- [Aim of the task]: Restate the listing that follows word for word, without its pictures.

═════ Material provided ═════

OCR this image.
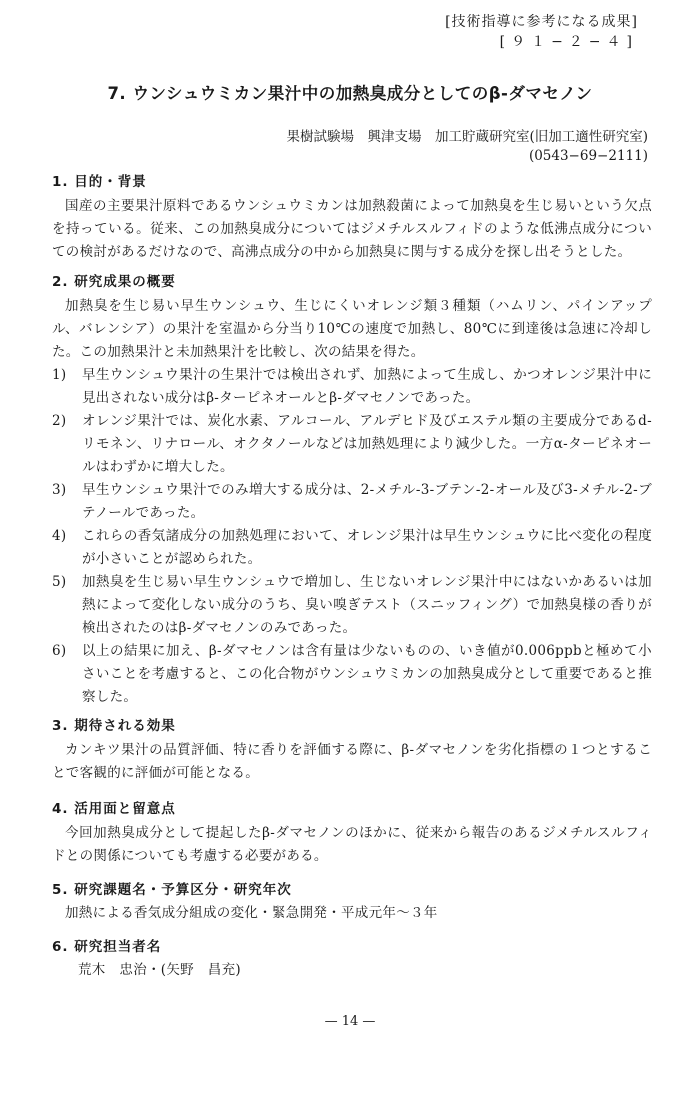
[技術指導に参考になる成果]
[９１−２−４]
7. ウンシュウミカン果汁中の加熱臭成分としてのβ-ダマセノン
果樹試験場　興津支場　加工貯蔵研究室(旧加工適性研究室)
(0543−69−2111)
1. 目的・背景
国産の主要果汁原料であるウンシュウミカンは加熱殺菌によって加熱臭を生じ易いという欠点を持っている。従来、この加熱臭成分についてはジメチルスルフィドのような低沸点成分についての検討があるだけなので、高沸点成分の中から加熱臭に関与する成分を探し出そうとした。
2. 研究成果の概要
加熱臭を生じ易い早生ウンシュウ、生じにくいオレンジ類３種類（ハムリン、パインアップル、バレンシア）の果汁を室温から分当り10℃の速度で加熱し、80℃に到達後は急速に冷却した。この加熱果汁と未加熱果汁を比較し、次の結果を得た。
1)	早生ウンシュウ果汁の生果汁では検出されず、加熱によって生成し、かつオレンジ果汁中に見出されない成分はβ-ターピネオールとβ-ダマセノンであった。
2)	オレンジ果汁では、炭化水素、アルコール、アルデヒド及びエステル類の主要成分であるd-リモネン、リナロール、オクタノールなどは加熱処理により減少した。一方α-ターピネオールはわずかに増大した。
3)	早生ウンシュウ果汁でのみ増大する成分は、2-メチル-3-ブテン-2-オール及び3-メチル-2-ブテノールであった。
4)	これらの香気諸成分の加熱処理において、オレンジ果汁は早生ウンシュウに比べ変化の程度が小さいことが認められた。
5)	加熱臭を生じ易い早生ウンシュウで増加し、生じないオレンジ果汁中にはないかあるいは加熱によって変化しない成分のうち、臭い嗅ぎテスト（スニッフィング）で加熱臭様の香りが検出されたのはβ-ダマセノンのみであった。
6)	以上の結果に加え、β-ダマセノンは含有量は少ないものの、いき値が0.006ppbと極めて小さいことを考慮すると、この化合物がウンシュウミカンの加熱臭成分として重要であると推察した。
3. 期待される効果
カンキツ果汁の品質評価、特に香りを評価する際に、β-ダマセノンを劣化指標の１つとすることで客観的に評価が可能となる。
4. 活用面と留意点
今回加熱臭成分として提起したβ-ダマセノンのほかに、従来から報告のあるジメチルスルフィドとの関係についても考慮する必要がある。
5. 研究課題名・予算区分・研究年次
加熱による香気成分組成の変化・緊急開発・平成元年〜３年
6. 研究担当者名
荒木　忠治・(矢野　昌充)
— 14 —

═════

- [Solution for this task]:
OCR this image.
[技術指導に参考になる成果]
[９１−２−４]
7. ウンシュウミカン果汁中の加熱臭成分としてのβ-ダマセノン
果樹試験場　興津支場　加工貯蔵研究室(旧加工適性研究室)
(0543−69−2111)
1. 目的・背景
国産の主要果汁原料であるウンシュウミカンは加熱殺菌によって加熱臭を生じ易いという欠点を持っている。従来、この加熱臭成分についてはジメチルスルフィドのような低沸点成分についての検討があるだけなので、高沸点成分の中から加熱臭に関与する成分を探し出そうとした。
2. 研究成果の概要
加熱臭を生じ易い早生ウンシュウ、生じにくいオレンジ類３種類（ハムリン、パインアップル、バレンシア）の果汁を室温から分当り10℃の速度で加熱し、80℃に到達後は急速に冷却した。この加熱果汁と未加熱果汁を比較し、次の結果を得た。
1)	早生ウンシュウ果汁の生果汁では検出されず、加熱によって生成し、かつオレンジ果汁中に見出されない成分はβ-ターピネオールとβ-ダマセノンであった。
2)	オレンジ果汁では、炭化水素、アルコール、アルデヒド及びエステル類の主要成分であるd-リモネン、リナロール、オクタノールなどは加熱処理により減少した。一方α-ターピネオールはわずかに増大した。
3)	早生ウンシュウ果汁でのみ増大する成分は、2-メチル-3-ブテン-2-オール及び3-メチル-2-ブテノールであった。
4)	これらの香気諸成分の加熱処理において、オレンジ果汁は早生ウンシュウに比べ変化の程度が小さいことが認められた。
5)	加熱臭を生じ易い早生ウンシュウで増加し、生じないオレンジ果汁中にはないかあるいは加熱によって変化しない成分のうち、臭い嗅ぎテスト（スニッフィング）で加熱臭様の香りが検出されたのはβ-ダマセノンのみであった。
6)	以上の結果に加え、β-ダマセノンは含有量は少ないものの、いき値が0.006ppbと極めて小さいことを考慮すると、この化合物がウンシュウミカンの加熱臭成分として重要であると推察した。
3. 期待される効果
カンキツ果汁の品質評価、特に香りを評価する際に、β-ダマセノンを劣化指標の１つとすることで客観的に評価が可能となる。
4. 活用面と留意点
今回加熱臭成分として提起したβ-ダマセノンのほかに、従来から報告のあるジメチルスルフィドとの関係についても考慮する必要がある。
5. 研究課題名・予算区分・研究年次
加熱による香気成分組成の変化・緊急開発・平成元年〜３年
6. 研究担当者名
荒木　忠治・(矢野　昌充)
— 14 —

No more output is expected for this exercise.